• What the task requires
Copy the entries below exactly. Images do not belong in the copy.
***** Information given
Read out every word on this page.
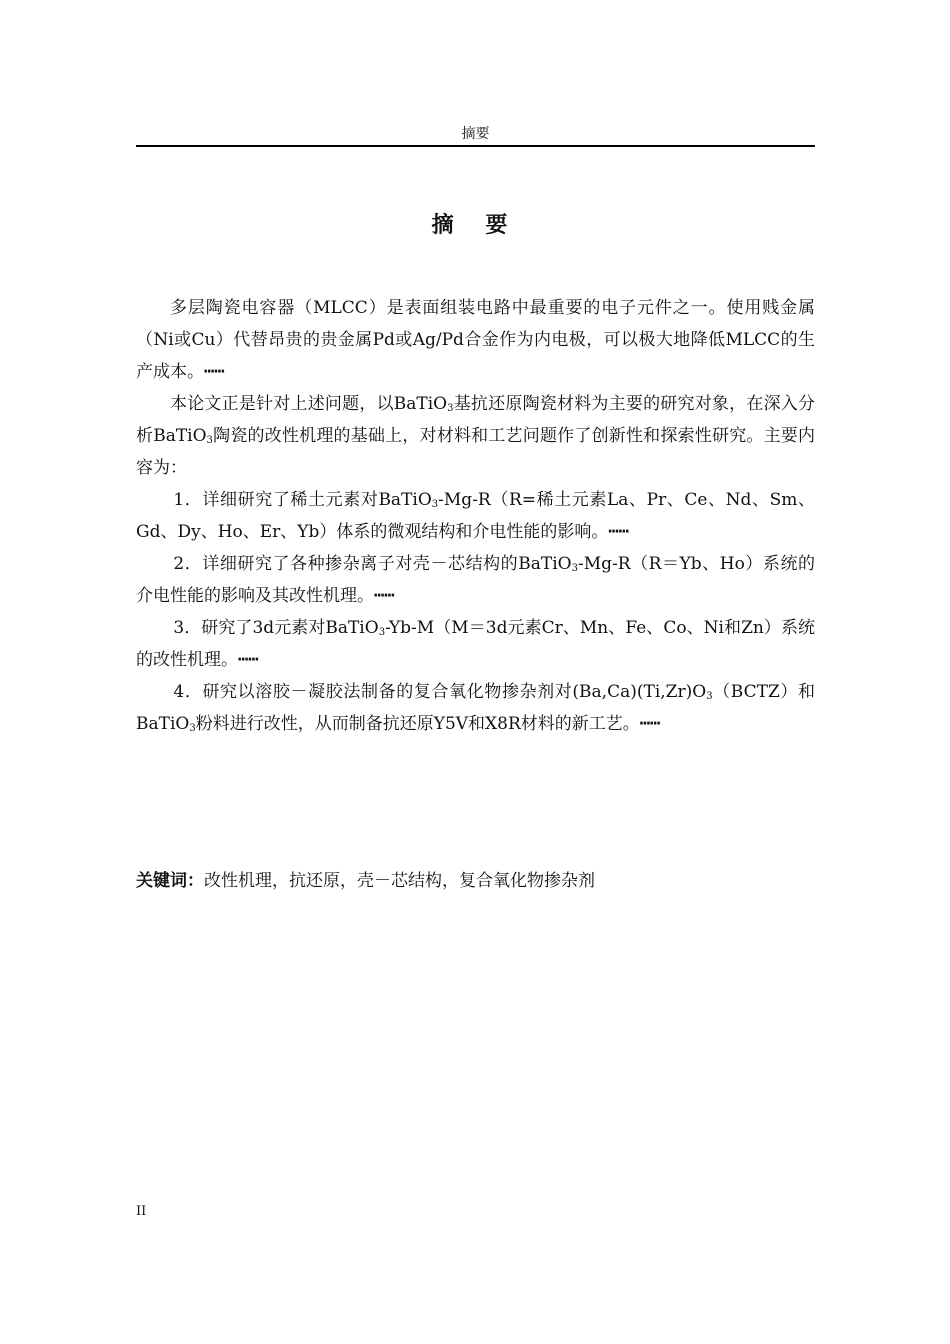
摘要
摘 要

多层陶瓷电容器（MLCC）是表面组装电路中最重要的电子元件之一。使用贱金属（Ni或Cu）代替昂贵的贵金属Pd或Ag/Pd合金作为内电极，可以极大地降低MLCC的生产成本。┅┅

本论文正是针对上述问题，以BaTiO$_3$基抗还原陶瓷材料为主要的研究对象，在深入分析BaTiO$_3$陶瓷的改性机理的基础上，对材料和工艺问题作了创新性和探索性研究。主要内容为：

1．详细研究了稀土元素对BaTiO$_3$-Mg-R（R=稀土元素La、Pr、Ce、Nd、Sm、Gd、Dy、Ho、Er、Yb）体系的微观结构和介电性能的影响。┅┅

2．详细研究了各种掺杂离子对壳－芯结构的BaTiO$_3$-Mg-R（R＝Yb、Ho）系统的介电性能的影响及其改性机理。┅┅

3．研究了3d元素对BaTiO$_3$-Yb-M（M＝3d元素Cr、Mn、Fe、Co、Ni和Zn）系统的改性机理。┅┅

4．研究以溶胶－凝胶法制备的复合氧化物掺杂剂对$(Ba,Ca)(Ti,Zr)O_3(BCTZ)$和BaTiO$_3$粉料进行改性，从而制备抗还原Y5V和X8R材料的新工艺。┅┅

关键词：改性机理，抗还原，壳－芯结构，复合氧化物掺杂剂
II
**********
• Answer to this task
Read out every word on this page.
摘要
摘 要

多层陶瓷电容器（MLCC）是表面组装电路中最重要的电子元件之一。使用贱金属（Ni或Cu）代替昂贵的贵金属Pd或Ag/Pd合金作为内电极，可以极大地降低MLCC的生产成本。┅┅

本论文正是针对上述问题，以BaTiO$_3$基抗还原陶瓷材料为主要的研究对象，在深入分析BaTiO$_3$陶瓷的改性机理的基础上，对材料和工艺问题作了创新性和探索性研究。主要内容为：

1．详细研究了稀土元素对BaTiO$_3$-Mg-R（R=稀土元素La、Pr、Ce、Nd、Sm、Gd、Dy、Ho、Er、Yb）体系的微观结构和介电性能的影响。┅┅

2．详细研究了各种掺杂离子对壳－芯结构的BaTiO$_3$-Mg-R（R＝Yb、Ho）系统的介电性能的影响及其改性机理。┅┅

3．研究了3d元素对BaTiO$_3$-Yb-M（M＝3d元素Cr、Mn、Fe、Co、Ni和Zn）系统的改性机理。┅┅

4．研究以溶胶－凝胶法制备的复合氧化物掺杂剂对$(Ba,Ca)(Ti,Zr)O_3(BCTZ)$和BaTiO$_3$粉料进行改性，从而制备抗还原Y5V和X8R材料的新工艺。┅┅

关键词：改性机理，抗还原，壳－芯结构，复合氧化物掺杂剂
II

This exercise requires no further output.